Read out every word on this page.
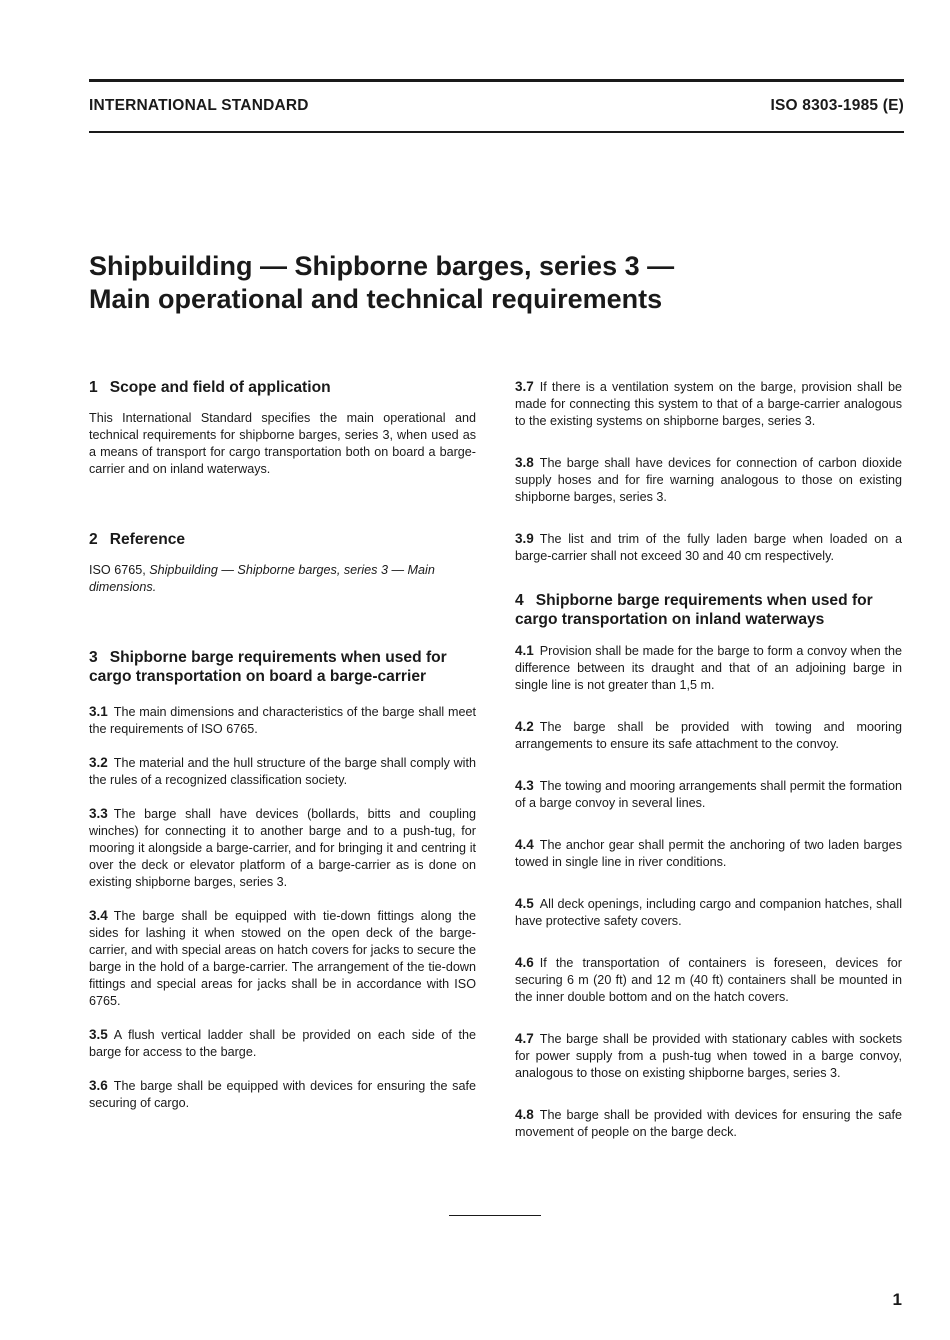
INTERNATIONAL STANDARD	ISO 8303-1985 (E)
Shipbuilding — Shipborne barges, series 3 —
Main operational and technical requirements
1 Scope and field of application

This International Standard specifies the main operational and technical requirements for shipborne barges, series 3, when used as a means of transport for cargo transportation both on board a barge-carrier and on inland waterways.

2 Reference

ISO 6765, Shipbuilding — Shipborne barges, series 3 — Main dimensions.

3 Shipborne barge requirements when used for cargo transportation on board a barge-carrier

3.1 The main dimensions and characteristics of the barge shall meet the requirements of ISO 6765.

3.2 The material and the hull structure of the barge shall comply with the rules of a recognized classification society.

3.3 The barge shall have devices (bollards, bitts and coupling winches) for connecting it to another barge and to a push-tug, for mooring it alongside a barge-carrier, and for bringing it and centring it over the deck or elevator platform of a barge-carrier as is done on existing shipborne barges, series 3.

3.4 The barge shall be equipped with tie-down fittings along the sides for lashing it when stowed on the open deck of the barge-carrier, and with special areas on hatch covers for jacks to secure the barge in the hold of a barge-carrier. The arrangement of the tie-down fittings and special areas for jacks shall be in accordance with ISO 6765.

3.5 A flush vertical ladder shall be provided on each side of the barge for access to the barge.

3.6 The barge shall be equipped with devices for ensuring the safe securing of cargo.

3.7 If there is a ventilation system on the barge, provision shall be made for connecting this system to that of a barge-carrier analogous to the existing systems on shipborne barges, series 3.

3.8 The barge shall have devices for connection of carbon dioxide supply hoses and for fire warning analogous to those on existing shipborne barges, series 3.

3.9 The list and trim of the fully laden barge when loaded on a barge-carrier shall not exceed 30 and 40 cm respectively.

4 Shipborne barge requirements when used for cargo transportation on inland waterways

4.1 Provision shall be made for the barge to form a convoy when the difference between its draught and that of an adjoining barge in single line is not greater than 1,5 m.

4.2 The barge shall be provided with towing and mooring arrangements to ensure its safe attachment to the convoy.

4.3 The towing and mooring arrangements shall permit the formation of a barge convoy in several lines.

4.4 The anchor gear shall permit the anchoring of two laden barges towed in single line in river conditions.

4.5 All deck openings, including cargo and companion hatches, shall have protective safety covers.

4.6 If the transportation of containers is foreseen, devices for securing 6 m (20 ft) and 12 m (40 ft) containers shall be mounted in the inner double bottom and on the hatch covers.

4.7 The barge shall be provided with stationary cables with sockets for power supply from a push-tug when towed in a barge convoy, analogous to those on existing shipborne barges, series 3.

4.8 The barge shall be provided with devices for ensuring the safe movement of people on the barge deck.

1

★ ★ ★ ★ ★ ★ ★

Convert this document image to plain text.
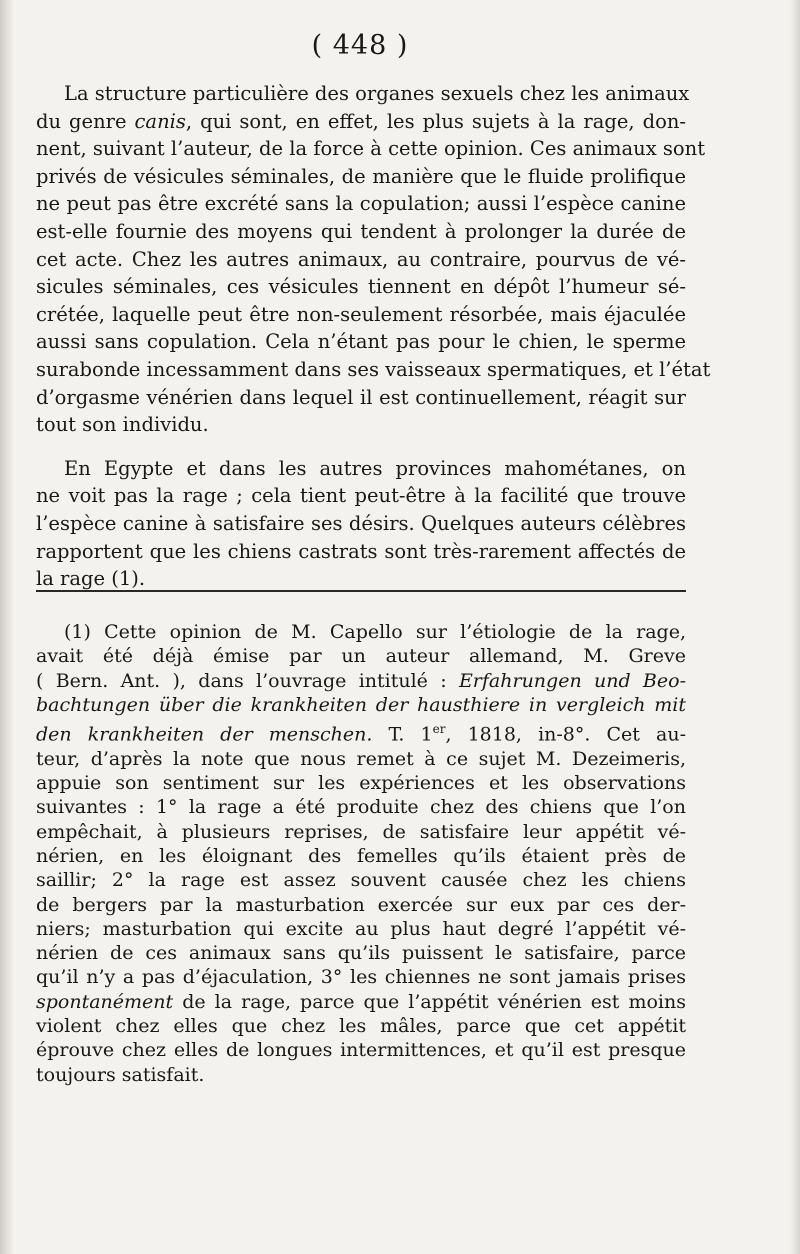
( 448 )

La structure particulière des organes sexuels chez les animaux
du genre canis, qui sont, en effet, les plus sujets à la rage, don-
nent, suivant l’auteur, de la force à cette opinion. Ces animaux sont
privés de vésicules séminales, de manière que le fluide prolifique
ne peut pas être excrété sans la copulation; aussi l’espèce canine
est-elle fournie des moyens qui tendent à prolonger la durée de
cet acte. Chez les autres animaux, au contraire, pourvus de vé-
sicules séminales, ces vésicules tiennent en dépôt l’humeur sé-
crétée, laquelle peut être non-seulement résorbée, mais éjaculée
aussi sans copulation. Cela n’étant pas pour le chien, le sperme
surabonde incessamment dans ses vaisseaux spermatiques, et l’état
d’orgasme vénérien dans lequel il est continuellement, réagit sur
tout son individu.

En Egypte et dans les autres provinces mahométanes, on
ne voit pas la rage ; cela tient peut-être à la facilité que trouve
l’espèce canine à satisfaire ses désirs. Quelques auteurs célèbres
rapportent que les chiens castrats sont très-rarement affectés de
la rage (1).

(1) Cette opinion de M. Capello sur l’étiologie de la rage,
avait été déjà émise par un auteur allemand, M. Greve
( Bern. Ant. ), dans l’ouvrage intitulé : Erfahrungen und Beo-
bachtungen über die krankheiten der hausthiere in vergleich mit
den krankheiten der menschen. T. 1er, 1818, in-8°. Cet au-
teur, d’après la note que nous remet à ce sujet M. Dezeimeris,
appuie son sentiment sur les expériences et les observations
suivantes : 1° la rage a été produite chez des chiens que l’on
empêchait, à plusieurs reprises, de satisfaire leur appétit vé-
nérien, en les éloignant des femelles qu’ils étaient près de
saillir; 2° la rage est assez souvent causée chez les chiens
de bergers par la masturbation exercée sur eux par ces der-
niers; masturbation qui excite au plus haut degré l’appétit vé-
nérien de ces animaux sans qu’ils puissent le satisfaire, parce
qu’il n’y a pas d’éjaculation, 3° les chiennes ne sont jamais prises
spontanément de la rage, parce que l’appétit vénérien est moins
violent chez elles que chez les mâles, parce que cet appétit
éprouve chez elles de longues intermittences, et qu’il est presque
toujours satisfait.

★ ★ ★ ★ ★ ★ ★

▶ [Work to complete]
Looking at the data above, how many lines hold the word "être"? Respond with the number alone.

▶ [Task output]
3